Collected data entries
* * *
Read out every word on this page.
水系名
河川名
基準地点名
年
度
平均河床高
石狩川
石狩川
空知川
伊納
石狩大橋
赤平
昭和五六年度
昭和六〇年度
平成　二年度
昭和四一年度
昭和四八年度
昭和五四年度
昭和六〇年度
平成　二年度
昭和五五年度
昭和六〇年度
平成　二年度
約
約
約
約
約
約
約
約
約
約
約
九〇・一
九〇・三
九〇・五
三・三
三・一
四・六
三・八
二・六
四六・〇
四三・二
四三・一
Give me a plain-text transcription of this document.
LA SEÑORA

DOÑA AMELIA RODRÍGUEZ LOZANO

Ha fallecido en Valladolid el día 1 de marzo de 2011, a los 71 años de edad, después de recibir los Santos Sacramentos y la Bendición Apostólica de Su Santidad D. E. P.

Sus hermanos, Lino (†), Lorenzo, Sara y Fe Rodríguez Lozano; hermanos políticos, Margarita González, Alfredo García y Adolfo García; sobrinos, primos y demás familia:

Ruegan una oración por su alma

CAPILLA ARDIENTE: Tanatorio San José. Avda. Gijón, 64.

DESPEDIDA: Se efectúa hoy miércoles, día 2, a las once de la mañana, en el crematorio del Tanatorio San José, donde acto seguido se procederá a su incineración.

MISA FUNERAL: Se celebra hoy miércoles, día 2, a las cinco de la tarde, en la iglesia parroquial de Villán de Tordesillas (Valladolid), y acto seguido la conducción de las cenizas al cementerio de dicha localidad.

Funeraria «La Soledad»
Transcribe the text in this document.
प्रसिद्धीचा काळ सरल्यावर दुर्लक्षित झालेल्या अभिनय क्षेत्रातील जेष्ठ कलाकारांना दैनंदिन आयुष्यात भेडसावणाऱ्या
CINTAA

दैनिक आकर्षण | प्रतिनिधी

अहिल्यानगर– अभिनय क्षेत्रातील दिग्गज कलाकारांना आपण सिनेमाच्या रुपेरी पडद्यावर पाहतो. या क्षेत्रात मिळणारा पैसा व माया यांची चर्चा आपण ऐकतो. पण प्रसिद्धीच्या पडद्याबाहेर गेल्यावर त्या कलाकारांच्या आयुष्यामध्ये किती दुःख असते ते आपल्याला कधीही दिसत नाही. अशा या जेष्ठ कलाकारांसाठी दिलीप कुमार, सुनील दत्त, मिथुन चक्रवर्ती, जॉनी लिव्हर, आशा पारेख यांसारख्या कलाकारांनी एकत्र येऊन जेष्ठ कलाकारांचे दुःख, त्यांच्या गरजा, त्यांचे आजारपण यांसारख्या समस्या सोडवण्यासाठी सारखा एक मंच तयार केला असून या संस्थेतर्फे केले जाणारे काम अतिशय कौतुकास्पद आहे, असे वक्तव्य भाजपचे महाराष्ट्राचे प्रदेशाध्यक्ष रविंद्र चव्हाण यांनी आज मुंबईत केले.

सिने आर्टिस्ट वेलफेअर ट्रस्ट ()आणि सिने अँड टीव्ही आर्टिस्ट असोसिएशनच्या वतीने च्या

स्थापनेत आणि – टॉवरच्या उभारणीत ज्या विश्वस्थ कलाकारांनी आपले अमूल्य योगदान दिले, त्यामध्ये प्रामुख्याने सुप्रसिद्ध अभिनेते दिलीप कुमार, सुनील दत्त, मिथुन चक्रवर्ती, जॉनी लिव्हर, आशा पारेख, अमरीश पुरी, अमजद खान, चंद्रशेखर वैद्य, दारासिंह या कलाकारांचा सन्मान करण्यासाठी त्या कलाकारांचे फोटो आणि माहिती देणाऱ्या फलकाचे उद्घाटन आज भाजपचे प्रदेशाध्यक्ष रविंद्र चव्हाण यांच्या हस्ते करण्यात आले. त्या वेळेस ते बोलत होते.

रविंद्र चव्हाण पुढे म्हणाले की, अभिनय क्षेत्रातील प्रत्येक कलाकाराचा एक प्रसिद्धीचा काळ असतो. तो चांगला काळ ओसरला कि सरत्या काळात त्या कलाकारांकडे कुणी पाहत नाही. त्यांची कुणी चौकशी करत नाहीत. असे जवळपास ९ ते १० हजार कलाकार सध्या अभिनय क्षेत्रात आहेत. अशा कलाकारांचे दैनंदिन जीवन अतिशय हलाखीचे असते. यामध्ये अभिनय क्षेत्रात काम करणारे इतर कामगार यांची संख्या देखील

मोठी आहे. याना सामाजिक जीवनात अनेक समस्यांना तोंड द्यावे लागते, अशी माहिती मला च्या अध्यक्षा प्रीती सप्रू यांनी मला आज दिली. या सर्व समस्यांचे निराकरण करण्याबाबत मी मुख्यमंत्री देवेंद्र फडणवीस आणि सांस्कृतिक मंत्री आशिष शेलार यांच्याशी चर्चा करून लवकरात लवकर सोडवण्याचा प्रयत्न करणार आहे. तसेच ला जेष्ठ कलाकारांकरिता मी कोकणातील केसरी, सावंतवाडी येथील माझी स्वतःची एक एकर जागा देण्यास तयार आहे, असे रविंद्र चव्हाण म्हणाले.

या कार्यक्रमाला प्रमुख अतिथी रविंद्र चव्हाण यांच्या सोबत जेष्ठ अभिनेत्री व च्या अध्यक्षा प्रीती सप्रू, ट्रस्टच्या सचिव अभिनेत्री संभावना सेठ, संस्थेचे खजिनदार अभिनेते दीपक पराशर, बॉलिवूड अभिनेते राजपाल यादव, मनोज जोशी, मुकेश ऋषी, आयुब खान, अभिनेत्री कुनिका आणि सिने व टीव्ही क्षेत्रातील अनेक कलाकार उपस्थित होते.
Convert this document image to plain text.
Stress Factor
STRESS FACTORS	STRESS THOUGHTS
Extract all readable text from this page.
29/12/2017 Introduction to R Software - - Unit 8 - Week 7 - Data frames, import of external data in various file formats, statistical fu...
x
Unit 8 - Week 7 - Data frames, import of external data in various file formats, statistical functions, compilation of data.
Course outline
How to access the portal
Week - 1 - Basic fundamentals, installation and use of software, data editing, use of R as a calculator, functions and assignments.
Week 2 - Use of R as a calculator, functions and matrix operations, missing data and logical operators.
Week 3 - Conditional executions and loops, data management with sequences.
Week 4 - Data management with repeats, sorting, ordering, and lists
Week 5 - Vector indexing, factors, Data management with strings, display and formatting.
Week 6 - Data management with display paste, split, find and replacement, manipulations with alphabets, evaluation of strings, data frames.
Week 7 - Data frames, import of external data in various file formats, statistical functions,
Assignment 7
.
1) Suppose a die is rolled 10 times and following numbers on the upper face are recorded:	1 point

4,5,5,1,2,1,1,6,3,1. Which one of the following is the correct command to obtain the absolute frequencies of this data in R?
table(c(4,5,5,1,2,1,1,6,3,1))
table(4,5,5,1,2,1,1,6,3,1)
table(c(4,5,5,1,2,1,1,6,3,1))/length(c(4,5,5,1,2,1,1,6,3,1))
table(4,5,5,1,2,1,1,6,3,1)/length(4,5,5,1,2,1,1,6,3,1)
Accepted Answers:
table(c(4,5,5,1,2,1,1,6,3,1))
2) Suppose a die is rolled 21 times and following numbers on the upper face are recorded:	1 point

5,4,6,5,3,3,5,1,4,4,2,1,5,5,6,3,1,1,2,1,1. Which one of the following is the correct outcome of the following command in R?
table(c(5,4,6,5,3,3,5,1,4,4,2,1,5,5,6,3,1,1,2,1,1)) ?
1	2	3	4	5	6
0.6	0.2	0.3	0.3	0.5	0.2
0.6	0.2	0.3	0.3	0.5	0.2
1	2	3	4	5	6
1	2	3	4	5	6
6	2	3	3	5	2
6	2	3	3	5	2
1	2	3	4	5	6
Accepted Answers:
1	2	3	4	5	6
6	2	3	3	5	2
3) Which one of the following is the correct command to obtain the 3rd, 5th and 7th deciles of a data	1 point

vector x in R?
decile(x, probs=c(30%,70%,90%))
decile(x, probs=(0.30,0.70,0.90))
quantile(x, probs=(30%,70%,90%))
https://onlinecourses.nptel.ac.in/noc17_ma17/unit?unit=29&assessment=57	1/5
* * *
_What you will do_.
Gather every line containing the word "with" and copy it.

_Result of this exercise_.
Week 3 - Conditional executions and loops, data management with sequences.
Week 4 - Data management with repeats, sorting, ordering, and lists
Week 5 - Vector indexing, factors, Data management with strings, display and formatting.
Week 6 - Data management with display paste, split, find and replacement, manipulations with alphabets, evaluation of strings, data frames.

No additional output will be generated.